DATA FOR THE TASK:
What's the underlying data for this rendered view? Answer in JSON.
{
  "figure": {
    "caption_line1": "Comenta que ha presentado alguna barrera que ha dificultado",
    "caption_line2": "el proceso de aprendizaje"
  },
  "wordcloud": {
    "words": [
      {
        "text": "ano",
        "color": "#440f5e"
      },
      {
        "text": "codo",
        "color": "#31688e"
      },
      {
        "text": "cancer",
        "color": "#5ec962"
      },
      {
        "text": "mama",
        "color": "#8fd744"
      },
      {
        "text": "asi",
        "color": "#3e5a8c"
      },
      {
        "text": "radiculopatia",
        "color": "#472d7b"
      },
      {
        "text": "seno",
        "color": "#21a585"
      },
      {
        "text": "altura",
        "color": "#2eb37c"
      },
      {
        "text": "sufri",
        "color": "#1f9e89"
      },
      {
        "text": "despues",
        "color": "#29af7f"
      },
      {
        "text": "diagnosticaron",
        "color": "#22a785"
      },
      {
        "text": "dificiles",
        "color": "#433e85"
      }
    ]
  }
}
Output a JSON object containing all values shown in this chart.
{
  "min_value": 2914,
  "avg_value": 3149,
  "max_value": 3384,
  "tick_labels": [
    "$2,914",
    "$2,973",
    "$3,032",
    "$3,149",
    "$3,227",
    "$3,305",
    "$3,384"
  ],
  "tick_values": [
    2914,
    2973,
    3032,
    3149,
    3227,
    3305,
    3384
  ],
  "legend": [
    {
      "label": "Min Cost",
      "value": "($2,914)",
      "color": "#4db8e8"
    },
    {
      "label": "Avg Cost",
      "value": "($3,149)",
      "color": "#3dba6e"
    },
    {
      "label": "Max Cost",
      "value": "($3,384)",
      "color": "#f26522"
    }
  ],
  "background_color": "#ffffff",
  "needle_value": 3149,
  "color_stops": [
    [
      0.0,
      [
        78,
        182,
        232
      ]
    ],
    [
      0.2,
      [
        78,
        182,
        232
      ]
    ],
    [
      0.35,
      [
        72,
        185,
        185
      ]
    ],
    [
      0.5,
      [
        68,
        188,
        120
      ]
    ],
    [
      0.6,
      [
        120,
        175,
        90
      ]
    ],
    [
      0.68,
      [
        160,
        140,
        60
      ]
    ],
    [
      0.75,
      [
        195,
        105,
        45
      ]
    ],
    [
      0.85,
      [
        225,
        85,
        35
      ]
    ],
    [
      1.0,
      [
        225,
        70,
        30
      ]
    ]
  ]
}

EXERCISE DESCRIPTION:
State how many lines above contain the string "this", with no other words.

EXERCISE RESULT:
2